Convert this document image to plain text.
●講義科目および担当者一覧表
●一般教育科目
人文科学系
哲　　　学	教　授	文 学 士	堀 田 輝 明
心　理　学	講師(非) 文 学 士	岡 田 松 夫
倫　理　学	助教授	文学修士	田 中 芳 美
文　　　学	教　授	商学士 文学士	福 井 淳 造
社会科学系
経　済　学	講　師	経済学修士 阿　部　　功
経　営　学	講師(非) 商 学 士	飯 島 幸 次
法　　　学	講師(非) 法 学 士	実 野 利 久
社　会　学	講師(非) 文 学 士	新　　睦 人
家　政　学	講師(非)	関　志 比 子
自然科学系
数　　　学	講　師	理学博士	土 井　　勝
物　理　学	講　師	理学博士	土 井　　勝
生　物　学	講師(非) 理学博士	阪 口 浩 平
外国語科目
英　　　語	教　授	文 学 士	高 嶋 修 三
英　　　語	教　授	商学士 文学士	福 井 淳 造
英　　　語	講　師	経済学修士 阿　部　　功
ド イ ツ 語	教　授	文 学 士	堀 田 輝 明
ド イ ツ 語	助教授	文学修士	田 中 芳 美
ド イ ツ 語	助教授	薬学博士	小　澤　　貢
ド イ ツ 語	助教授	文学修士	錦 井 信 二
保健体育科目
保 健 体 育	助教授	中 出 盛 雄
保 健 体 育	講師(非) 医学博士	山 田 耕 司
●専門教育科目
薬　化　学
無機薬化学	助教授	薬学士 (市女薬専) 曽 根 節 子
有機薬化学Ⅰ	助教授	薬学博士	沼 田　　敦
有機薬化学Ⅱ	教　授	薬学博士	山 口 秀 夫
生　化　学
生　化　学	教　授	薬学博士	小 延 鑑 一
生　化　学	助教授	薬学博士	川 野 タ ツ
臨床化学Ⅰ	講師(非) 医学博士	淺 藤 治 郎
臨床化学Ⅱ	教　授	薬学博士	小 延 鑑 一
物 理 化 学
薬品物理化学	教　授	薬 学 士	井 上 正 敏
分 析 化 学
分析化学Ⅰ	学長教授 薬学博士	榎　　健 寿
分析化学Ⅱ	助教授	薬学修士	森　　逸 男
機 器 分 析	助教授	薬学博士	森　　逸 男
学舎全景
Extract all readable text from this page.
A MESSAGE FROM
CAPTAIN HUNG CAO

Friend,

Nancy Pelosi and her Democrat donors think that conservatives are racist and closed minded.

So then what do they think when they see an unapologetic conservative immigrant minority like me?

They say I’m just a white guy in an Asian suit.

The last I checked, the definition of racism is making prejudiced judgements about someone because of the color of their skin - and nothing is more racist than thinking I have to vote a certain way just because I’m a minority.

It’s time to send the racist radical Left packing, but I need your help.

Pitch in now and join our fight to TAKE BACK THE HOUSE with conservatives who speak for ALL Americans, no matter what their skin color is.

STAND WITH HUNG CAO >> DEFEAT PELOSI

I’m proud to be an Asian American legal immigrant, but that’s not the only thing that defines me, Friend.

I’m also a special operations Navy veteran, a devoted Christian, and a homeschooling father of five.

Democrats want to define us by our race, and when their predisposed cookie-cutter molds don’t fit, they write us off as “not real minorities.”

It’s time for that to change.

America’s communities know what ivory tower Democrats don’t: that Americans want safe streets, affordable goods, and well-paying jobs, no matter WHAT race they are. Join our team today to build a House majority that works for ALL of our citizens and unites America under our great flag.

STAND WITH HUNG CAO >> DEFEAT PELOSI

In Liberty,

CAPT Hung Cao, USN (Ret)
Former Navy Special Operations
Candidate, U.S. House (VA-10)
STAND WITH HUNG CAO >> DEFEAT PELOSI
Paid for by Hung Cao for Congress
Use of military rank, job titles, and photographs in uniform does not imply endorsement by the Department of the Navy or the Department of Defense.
━━━
### SHORT TASK
Copy each line of the listing that holds the word "color".

### WRITTEN SOLUTION
The last I checked, the definition of racism is making prejudiced judgements about someone because of the color of their skin - and nothing is more racist than thinking I have to vote a certain way just because I’m a minority.
Pitch in now and join our fight to TAKE BACK THE HOUSE with conservatives who speak for ALL Americans, no matter what their skin color is.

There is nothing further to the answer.